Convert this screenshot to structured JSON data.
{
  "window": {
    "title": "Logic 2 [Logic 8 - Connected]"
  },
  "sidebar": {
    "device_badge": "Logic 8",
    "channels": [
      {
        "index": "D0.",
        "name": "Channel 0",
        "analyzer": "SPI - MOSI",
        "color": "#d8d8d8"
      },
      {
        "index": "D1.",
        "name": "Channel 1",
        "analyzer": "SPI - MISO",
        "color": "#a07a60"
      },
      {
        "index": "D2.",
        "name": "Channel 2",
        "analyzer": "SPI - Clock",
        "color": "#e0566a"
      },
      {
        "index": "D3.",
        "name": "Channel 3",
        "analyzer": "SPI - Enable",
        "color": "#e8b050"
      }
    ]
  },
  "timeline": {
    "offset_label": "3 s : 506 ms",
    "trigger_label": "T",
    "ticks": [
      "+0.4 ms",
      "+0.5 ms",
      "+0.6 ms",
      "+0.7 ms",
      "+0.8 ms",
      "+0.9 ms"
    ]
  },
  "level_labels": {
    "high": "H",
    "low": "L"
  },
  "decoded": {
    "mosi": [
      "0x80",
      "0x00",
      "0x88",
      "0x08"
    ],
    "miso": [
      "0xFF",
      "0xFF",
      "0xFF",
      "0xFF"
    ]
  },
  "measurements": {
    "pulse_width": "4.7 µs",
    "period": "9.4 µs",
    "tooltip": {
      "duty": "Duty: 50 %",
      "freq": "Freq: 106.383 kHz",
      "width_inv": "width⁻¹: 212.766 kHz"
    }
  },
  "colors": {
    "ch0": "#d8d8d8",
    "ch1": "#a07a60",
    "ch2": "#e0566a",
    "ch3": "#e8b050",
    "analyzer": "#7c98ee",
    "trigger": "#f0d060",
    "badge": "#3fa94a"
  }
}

..............................

Prompt:
Scan the material above. Copy each line where "name" occurs.

Full solution:
        "name": "Channel 0",
        "name": "Channel 1",
        "name": "Channel 2",
        "name": "Channel 3",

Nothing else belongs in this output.